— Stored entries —
>> begin

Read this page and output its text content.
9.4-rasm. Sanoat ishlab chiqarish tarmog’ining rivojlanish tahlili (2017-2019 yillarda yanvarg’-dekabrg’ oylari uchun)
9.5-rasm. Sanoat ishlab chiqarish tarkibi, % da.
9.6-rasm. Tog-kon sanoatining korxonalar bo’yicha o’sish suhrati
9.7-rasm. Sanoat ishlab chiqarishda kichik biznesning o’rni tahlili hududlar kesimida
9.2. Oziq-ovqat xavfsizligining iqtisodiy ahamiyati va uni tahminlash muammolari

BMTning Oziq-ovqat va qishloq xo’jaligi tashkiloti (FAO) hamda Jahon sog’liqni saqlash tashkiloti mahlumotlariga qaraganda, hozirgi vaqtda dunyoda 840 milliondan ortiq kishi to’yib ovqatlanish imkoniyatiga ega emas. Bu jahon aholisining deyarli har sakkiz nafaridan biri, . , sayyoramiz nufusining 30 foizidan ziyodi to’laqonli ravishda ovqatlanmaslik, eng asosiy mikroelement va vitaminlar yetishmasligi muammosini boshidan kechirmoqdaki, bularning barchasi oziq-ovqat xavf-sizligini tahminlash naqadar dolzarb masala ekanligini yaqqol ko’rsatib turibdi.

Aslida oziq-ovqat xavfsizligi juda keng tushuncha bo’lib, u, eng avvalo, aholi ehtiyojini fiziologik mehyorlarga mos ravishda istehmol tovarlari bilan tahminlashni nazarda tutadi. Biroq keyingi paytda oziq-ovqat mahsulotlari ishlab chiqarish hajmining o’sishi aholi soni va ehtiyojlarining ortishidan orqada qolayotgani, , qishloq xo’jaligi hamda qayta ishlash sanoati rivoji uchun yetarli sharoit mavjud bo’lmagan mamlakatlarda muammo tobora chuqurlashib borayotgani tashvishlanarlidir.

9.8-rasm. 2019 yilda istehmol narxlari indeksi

>> end

— Your instructions —
Output all of the data again. Match it exactly.

— Task result —
Read this page and output its text content.
9.4-rasm. Sanoat ishlab chiqarish tarmog’ining rivojlanish tahlili (2017-2019 yillarda yanvarg’-dekabrg’ oylari uchun)
9.5-rasm. Sanoat ishlab chiqarish tarkibi, % da.
9.6-rasm. Tog-kon sanoatining korxonalar bo’yicha o’sish suhrati
9.7-rasm. Sanoat ishlab chiqarishda kichik biznesning o’rni tahlili hududlar kesimida
9.2. Oziq-ovqat xavfsizligining iqtisodiy ahamiyati va uni tahminlash muammolari

BMTning Oziq-ovqat va qishloq xo’jaligi tashkiloti (FAO) hamda Jahon sog’liqni saqlash tashkiloti mahlumotlariga qaraganda, hozirgi vaqtda dunyoda 840 milliondan ortiq kishi to’yib ovqatlanish imkoniyatiga ega emas. Bu jahon aholisining deyarli har sakkiz nafaridan biri, . , sayyoramiz nufusining 30 foizidan ziyodi to’laqonli ravishda ovqatlanmaslik, eng asosiy mikroelement va vitaminlar yetishmasligi muammosini boshidan kechirmoqdaki, bularning barchasi oziq-ovqat xavf-sizligini tahminlash naqadar dolzarb masala ekanligini yaqqol ko’rsatib turibdi.

Aslida oziq-ovqat xavfsizligi juda keng tushuncha bo’lib, u, eng avvalo, aholi ehtiyojini fiziologik mehyorlarga mos ravishda istehmol tovarlari bilan tahminlashni nazarda tutadi. Biroq keyingi paytda oziq-ovqat mahsulotlari ishlab chiqarish hajmining o’sishi aholi soni va ehtiyojlarining ortishidan orqada qolayotgani, , qishloq xo’jaligi hamda qayta ishlash sanoati rivoji uchun yetarli sharoit mavjud bo’lmagan mamlakatlarda muammo tobora chuqurlashib borayotgani tashvishlanarlidir.

9.8-rasm. 2019 yilda istehmol narxlari indeksi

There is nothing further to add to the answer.